Give every line below again, exactly.
::: LISTING :::
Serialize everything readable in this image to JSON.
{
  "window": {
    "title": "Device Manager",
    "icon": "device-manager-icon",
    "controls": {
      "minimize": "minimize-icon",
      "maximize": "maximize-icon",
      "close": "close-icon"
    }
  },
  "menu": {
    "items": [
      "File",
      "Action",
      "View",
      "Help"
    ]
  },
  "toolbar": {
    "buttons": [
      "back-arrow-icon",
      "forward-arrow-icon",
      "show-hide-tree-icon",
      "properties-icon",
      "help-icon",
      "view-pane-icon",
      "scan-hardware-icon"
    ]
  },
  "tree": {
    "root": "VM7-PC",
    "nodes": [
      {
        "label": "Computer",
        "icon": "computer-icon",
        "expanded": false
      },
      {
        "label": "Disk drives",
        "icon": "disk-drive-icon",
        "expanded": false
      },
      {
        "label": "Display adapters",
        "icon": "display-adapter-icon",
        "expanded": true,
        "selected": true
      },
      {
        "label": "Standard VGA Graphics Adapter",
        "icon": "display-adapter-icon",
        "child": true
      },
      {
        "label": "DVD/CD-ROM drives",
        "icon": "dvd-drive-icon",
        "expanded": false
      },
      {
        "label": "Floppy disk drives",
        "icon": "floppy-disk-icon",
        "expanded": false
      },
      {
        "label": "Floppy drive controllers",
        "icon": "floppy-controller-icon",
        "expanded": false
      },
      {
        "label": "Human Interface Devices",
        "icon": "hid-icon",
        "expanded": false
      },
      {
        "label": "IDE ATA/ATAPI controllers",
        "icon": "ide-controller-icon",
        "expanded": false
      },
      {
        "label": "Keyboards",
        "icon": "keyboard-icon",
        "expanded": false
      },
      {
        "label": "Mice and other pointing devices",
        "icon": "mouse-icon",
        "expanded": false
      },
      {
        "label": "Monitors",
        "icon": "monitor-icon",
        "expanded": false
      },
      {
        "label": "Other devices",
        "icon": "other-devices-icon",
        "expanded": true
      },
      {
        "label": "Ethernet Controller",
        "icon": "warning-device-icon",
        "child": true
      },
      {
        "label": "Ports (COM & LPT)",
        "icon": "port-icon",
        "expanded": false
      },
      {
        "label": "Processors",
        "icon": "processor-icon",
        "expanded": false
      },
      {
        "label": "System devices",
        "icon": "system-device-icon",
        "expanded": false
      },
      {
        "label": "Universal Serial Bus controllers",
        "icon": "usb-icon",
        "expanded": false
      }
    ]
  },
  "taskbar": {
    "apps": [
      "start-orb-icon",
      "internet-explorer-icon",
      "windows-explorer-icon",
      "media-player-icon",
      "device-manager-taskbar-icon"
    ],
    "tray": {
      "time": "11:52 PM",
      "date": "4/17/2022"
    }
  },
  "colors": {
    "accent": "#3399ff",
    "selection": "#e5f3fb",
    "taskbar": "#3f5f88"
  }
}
:::
▶ _WRITTEN SOLUTION_
Serialize everything readable in this image to JSON.
{
  "window": {
    "title": "Device Manager",
    "icon": "device-manager-icon",
    "controls": {
      "minimize": "minimize-icon",
      "maximize": "maximize-icon",
      "close": "close-icon"
    }
  },
  "menu": {
    "items": [
      "File",
      "Action",
      "View",
      "Help"
    ]
  },
  "toolbar": {
    "buttons": [
      "back-arrow-icon",
      "forward-arrow-icon",
      "show-hide-tree-icon",
      "properties-icon",
      "help-icon",
      "view-pane-icon",
      "scan-hardware-icon"
    ]
  },
  "tree": {
    "root": "VM7-PC",
    "nodes": [
      {
        "label": "Computer",
        "icon": "computer-icon",
        "expanded": false
      },
      {
        "label": "Disk drives",
        "icon": "disk-drive-icon",
        "expanded": false
      },
      {
        "label": "Display adapters",
        "icon": "display-adapter-icon",
        "expanded": true,
        "selected": true
      },
      {
        "label": "Standard VGA Graphics Adapter",
        "icon": "display-adapter-icon",
        "child": true
      },
      {
        "label": "DVD/CD-ROM drives",
        "icon": "dvd-drive-icon",
        "expanded": false
      },
      {
        "label": "Floppy disk drives",
        "icon": "floppy-disk-icon",
        "expanded": false
      },
      {
        "label": "Floppy drive controllers",
        "icon": "floppy-controller-icon",
        "expanded": false
      },
      {
        "label": "Human Interface Devices",
        "icon": "hid-icon",
        "expanded": false
      },
      {
        "label": "IDE ATA/ATAPI controllers",
        "icon": "ide-controller-icon",
        "expanded": false
      },
      {
        "label": "Keyboards",
        "icon": "keyboard-icon",
        "expanded": false
      },
      {
        "label": "Mice and other pointing devices",
        "icon": "mouse-icon",
        "expanded": false
      },
      {
        "label": "Monitors",
        "icon": "monitor-icon",
        "expanded": false
      },
      {
        "label": "Other devices",
        "icon": "other-devices-icon",
        "expanded": true
      },
      {
        "label": "Ethernet Controller",
        "icon": "warning-device-icon",
        "child": true
      },
      {
        "label": "Ports (COM & LPT)",
        "icon": "port-icon",
        "expanded": false
      },
      {
        "label": "Processors",
        "icon": "processor-icon",
        "expanded": false
      },
      {
        "label": "System devices",
        "icon": "system-device-icon",
        "expanded": false
      },
      {
        "label": "Universal Serial Bus controllers",
        "icon": "usb-icon",
        "expanded": false
      }
    ]
  },
  "taskbar": {
    "apps": [
      "start-orb-icon",
      "internet-explorer-icon",
      "windows-explorer-icon",
      "media-player-icon",
      "device-manager-taskbar-icon"
    ],
    "tray": {
      "time": "11:52 PM",
      "date": "4/17/2022"
    }
  },
  "colors": {
    "accent": "#3399ff",
    "selection": "#e5f3fb",
    "taskbar": "#3f5f88"
  }
}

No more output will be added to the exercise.